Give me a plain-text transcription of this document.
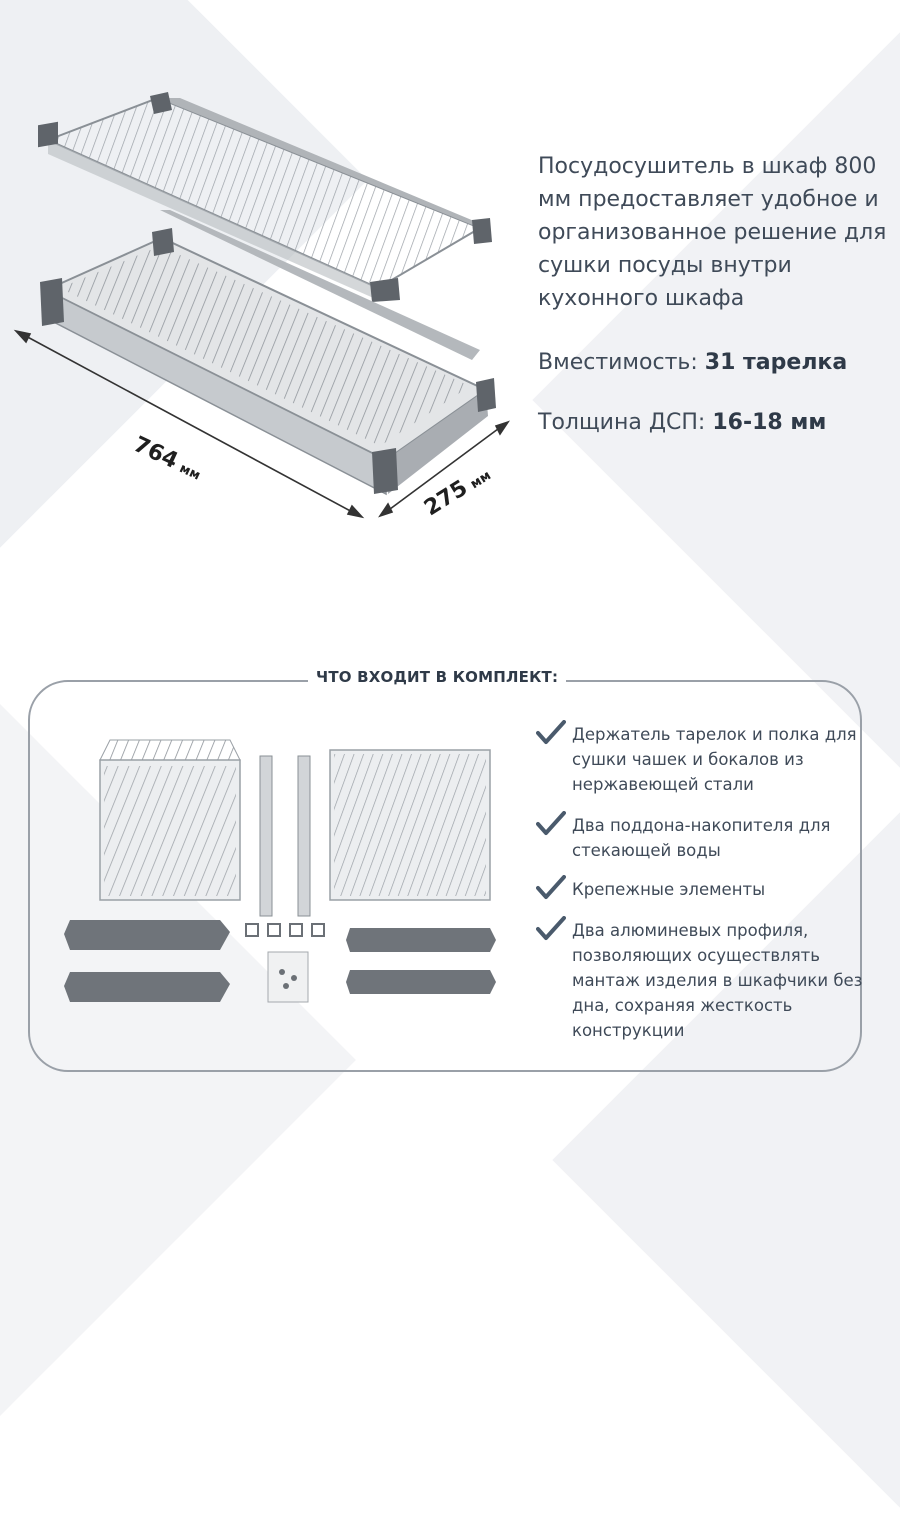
764 мм
275 мм

Посудосушитель в шкаф 800 мм предоставляет удобное и организованное решение для сушки посуды внутри кухонного шкафа

Вместимость: 31 тарелка
Толщина ДСП: 16-18 мм
ЧТО ВХОДИТ В КОМПЛЕКТ:
Держатель тарелок и полка для сушки чашек и бокалов из нержавеющей стали
Два поддона-накопителя для стекающей воды
Крепежные элементы
Два алюминевых профиля, позволяющих осуществлять мантаж изделия в шкафчики без дна, сохраняя жесткость конструкции
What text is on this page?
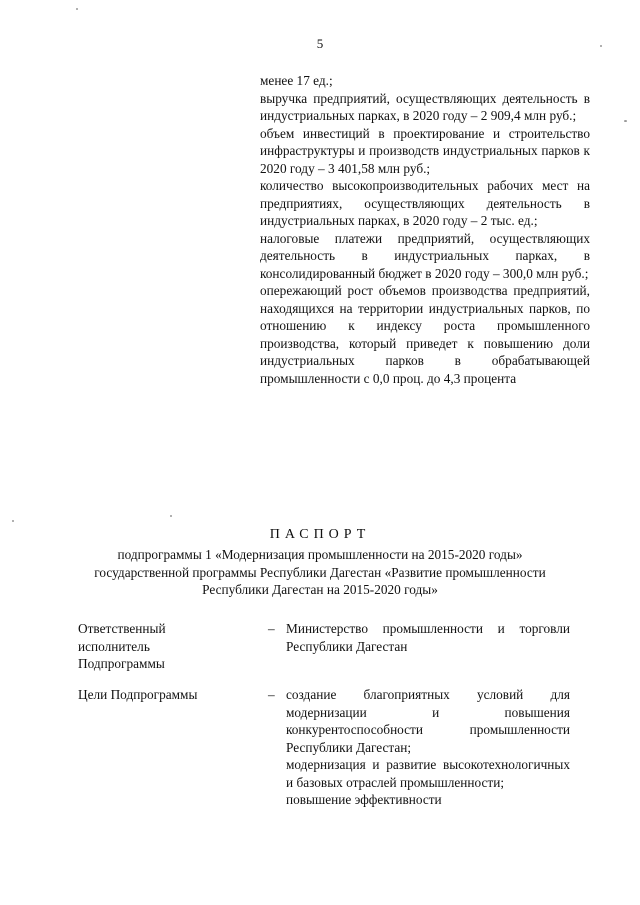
5

менее 17 ед.;

выручка предприятий, осуществляющих деятельность в индустриальных парках, в 2020 году – 2 909,4 млн руб.;

объем инвестиций в проектирование и строительство инфраструктуры и производств индустриальных парков к 2020 году – 3 401,58 млн руб.;

количество высокопроизводительных рабочих мест на предприятиях, осуществляющих деятельность в индустриальных парках, в 2020 году – 2 тыс. ед.;

налоговые платежи предприятий, осуществляющих деятельность в индустриальных парках, в консолидированный бюджет в 2020 году – 300,0 млн руб.;

опережающий рост объемов производства предприятий, находящихся на территории индустриальных парков, по отношению к индексу роста промышленного производства, который приведет к повышению доли индустриальных парков в обрабатывающей промышленности с 0,0 проц. до 4,3 процента

ПАСПОРТ
подпрограммы 1 «Модернизация промышленности на 2015-2020 годы»
государственной программы Республики Дагестан «Развитие промышленности
Республики Дагестан на 2015-2020 годы»

Ответственный

исполнитель

Подпрограммы

– Министерство промышленности и торговли Республики Дагестан

Цели Подпрограммы	– создание благоприятных условий для модернизации и повышения конкурентоспособности промышленности Республики Дагестан;

модернизация и развитие высокотехнологичных и базовых отраслей промышленности;

повышение эффективности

▶ **GOAL**: Each line of the data should be quoted exactly, with pictures left out.

▶ **RESPONSE TO THIS TASK**:
Give me a plain-text transcription of this document.
764 мм
275 мм

Посудосушитель в шкаф 800 мм предоставляет удобное и организованное решение для сушки посуды внутри кухонного шкафа

Вместимость: 31 тарелка
Толщина ДСП: 16-18 мм
ЧТО ВХОДИТ В КОМПЛЕКТ:
Держатель тарелок и полка для сушки чашек и бокалов из нержавеющей стали
Два поддона-накопителя для стекающей воды
Крепежные элементы
Два алюминевых профиля, позволяющих осуществлять мантаж изделия в шкафчики без дна, сохраняя жесткость конструкции
What text is on this page?
5

менее 17 ед.;

выручка предприятий, осуществляющих деятельность в индустриальных парках, в 2020 году – 2 909,4 млн руб.;

объем инвестиций в проектирование и строительство инфраструктуры и производств индустриальных парков к 2020 году – 3 401,58 млн руб.;

количество высокопроизводительных рабочих мест на предприятиях, осуществляющих деятельность в индустриальных парках, в 2020 году – 2 тыс. ед.;

налоговые платежи предприятий, осуществляющих деятельность в индустриальных парках, в консолидированный бюджет в 2020 году – 300,0 млн руб.;

опережающий рост объемов производства предприятий, находящихся на территории индустриальных парков, по отношению к индексу роста промышленного производства, который приведет к повышению доли индустриальных парков в обрабатывающей промышленности с 0,0 проц. до 4,3 процента

ПАСПОРТ
подпрограммы 1 «Модернизация промышленности на 2015-2020 годы»
государственной программы Республики Дагестан «Развитие промышленности
Республики Дагестан на 2015-2020 годы»

Ответственный

исполнитель

Подпрограммы

– Министерство промышленности и торговли Республики Дагестан

Цели Подпрограммы	– создание благоприятных условий для модернизации и повышения конкурентоспособности промышленности Республики Дагестан;

модернизация и развитие высокотехнологичных и базовых отраслей промышленности;

повышение эффективности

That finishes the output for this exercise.